Exercise set:
[1] Output the passage of the headset patent claims from "4. A communications" to "a flexible boom.", word for word.
[2] In the headset patent claims, what is the flexible material of the ear piece adapted to do, and what form does claim 4 give it?
[3] Take the headset patent claims further, starting after claim 13.

Source:
2. A communications headset as in claim 1 wherein the ear piece
provides acoustic isolation in the range of 15 to 25 dB from
ambient sound over the range of audible frequencies.
3. A communications headset as in claim 1 wherein the ear piece
comprises an opening and a flexible material adapted to
frictionally engage an ear canal.
4. A communications headset as in claim 3 wherein the opening
comprises a cylindrical, rigid tube and the flexible material
comprises compressible foam surrounding the tube.
5. A communications headset as in claim 3 wherein the flexible
material is plastic.
6. A communications headset as in claim 3 wherein the flexible
material is silicone.
7. A communications headset as in claim 3 further comprising a boom
assembly extending from the housing wherein the microphone is
coupled to the boom assembly.
8. A communications headset as in claim 7 wherein the boom assembly
comprises a rigid boom guide and a flexible boom.
9. A communications headset as in claim 7 wherein the longitudinal
direction of the boom assembly defines a first axis and the
longitudinal direction of the nozzle defines a second axis, wherein
the first axis and the second axis intersect and define an angle in
a first plane.
10. A communications headset as in claim 9 wherein the first angle
is between about 77 and about 97 degrees.
11. A communications headset as in claim 9 wherein the first angle
is about 87 degrees.
12. A communications headset as in claim 9 wherein the housing
engages a user's ear in a second plane that is orthogonal to the
first plane.
13. A communications headset as in claim 12 wherein the headset is
symmetrical for use in either a user's left ear or a user's right
ear.

Material:

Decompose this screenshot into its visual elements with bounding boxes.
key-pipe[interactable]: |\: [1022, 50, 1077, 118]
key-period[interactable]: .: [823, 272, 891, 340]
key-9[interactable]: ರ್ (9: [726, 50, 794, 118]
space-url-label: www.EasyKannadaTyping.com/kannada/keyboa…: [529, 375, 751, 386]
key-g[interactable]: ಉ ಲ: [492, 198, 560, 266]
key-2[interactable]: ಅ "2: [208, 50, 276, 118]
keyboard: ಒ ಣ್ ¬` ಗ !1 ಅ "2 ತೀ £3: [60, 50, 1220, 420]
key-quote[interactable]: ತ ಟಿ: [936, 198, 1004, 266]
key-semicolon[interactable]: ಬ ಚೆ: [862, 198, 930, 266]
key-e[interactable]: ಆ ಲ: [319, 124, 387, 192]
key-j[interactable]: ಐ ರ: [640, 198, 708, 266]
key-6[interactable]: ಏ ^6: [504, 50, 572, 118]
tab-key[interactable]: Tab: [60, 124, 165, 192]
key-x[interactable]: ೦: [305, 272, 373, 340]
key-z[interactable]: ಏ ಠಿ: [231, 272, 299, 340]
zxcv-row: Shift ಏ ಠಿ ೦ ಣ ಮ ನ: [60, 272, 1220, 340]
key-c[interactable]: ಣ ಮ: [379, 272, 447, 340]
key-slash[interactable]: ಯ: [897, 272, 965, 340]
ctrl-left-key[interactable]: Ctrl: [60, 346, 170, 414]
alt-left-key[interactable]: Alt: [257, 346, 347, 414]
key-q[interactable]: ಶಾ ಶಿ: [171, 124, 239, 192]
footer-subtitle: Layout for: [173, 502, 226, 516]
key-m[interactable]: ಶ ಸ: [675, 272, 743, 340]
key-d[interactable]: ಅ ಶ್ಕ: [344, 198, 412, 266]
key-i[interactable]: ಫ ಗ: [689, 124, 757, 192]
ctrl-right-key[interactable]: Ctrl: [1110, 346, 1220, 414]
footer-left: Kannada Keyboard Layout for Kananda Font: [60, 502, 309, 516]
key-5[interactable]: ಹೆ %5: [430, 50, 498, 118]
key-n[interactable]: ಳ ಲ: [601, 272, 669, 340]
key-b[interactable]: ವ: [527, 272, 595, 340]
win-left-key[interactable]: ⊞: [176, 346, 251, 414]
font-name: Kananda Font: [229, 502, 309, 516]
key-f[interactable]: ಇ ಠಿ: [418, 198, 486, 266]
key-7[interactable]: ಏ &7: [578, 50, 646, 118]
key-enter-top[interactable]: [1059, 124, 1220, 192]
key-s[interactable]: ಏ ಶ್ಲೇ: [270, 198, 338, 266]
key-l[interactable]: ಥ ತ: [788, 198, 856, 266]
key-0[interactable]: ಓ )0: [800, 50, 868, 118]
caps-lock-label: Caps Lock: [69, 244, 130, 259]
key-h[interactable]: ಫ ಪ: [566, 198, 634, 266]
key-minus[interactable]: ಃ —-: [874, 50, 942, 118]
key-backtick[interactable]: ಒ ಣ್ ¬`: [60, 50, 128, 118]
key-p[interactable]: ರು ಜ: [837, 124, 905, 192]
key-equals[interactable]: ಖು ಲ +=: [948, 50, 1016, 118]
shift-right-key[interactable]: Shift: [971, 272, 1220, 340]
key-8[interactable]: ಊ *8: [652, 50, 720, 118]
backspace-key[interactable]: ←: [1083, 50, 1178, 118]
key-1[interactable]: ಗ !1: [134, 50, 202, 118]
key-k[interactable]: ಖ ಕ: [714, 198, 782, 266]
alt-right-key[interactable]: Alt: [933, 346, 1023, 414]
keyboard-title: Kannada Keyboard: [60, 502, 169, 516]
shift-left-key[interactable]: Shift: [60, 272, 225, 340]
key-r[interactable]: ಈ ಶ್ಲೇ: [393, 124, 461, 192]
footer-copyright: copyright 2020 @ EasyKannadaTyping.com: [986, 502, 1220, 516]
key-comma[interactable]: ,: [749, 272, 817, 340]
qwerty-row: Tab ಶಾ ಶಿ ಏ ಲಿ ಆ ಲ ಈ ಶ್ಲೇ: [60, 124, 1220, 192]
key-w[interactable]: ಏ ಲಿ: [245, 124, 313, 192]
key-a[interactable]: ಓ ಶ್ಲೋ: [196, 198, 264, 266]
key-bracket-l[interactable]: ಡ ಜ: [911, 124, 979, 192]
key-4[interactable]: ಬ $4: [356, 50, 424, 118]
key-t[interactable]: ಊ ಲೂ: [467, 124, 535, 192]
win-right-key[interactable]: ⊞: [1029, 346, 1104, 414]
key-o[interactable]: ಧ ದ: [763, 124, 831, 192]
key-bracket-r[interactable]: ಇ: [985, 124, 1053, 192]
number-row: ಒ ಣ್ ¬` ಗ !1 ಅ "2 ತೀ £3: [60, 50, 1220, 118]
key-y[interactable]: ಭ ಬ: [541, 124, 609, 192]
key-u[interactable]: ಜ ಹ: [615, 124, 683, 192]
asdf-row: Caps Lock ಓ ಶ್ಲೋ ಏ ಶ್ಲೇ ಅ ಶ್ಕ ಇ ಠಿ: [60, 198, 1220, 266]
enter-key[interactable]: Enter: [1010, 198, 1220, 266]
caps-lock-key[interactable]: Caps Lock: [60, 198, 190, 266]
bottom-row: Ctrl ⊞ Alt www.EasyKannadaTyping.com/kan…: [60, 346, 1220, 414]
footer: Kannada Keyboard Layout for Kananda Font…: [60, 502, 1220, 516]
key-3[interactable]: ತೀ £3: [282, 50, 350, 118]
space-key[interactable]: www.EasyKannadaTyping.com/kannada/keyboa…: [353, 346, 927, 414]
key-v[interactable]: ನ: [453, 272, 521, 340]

Results of the tasks:
[1]
4. A communications headset as in claim 3 wherein the opening
comprises a cylindrical, rigid tube and the flexible material
comprises compressible foam surrounding the tube.
5. A communications headset as in claim 3 wherein the flexible
material is plastic.
6. A communications headset as in claim 3 wherein the flexible
material is silicone.
7. A communications headset as in claim 3 further comprising a boom
assembly extending from the housing wherein the microphone is
coupled to the boom assembly.
8. A communications headset as in claim 7 wherein the boom assembly
comprises a rigid boom guide and a flexible boom.

[2] Claim 3 says the flexible material is adapted to frictionally engage an ear canal. Claim 4 makes it compressible foam surrounding a cylindrical, rigid tube that forms the ear piece's opening.

[3]
14. A communications headset as in claim 12 wherein the second
plane and the second axis define a second angle of between about 23
and about 43 degrees.
15. A communications headset as in claim 14 wherein the second
angle is about 33 degrees.
16. A communications headset as in claim 9 further comprising a
cable extending from the housing and defining a third axis and
wherein the first axis, the second axis and the third axis are
coplanar.
17. A communications headset as in claim 1 further comprising a
flexible ear support.
18. A communications headset as in claim 3 wherein the ear piece
solely supports the communications headset on the user.
19. A communications headset as in claim 1 further comprising a
cable extending from the housing, the cable providing an input
signal to the speaker driver and an output signal from the
microphone.
20. A communications headset as in claim 19 wherein the microphone
is coupled to the cable.
21. A communications headset as in claim 19 wherein the cable
cooperates with the ear piece to support the communications headset
on the user.
22. A communications headset as in claim 1 wherein the microphone
is directional.
23. A communications headset as in claim 22 herein the microphone
is selected from the group consisting of cardioid microphones,
bi-directional microphones and hypercardioid microphones.
24. A communications headset as in claim 1 wherein at least some
ambient sound is electronically transmitted to the driver.
25. A communications headset as in claim 1 wherein the microphone
is acoustically isolated from the driver signal and thereby reduces
echo to a far-end talker.
26. A communications headset as in claim 3 wherein the flexible
material is formed in a shape from the group consisting of a star,
a kidney bean, a triangle, a starburst, a propeller and the letter
C.
27. A communications headset as in claim 1 wherein the ear piece
comprises a plurality of openings and a flexible material adapted
to frictionally engage an ear canal.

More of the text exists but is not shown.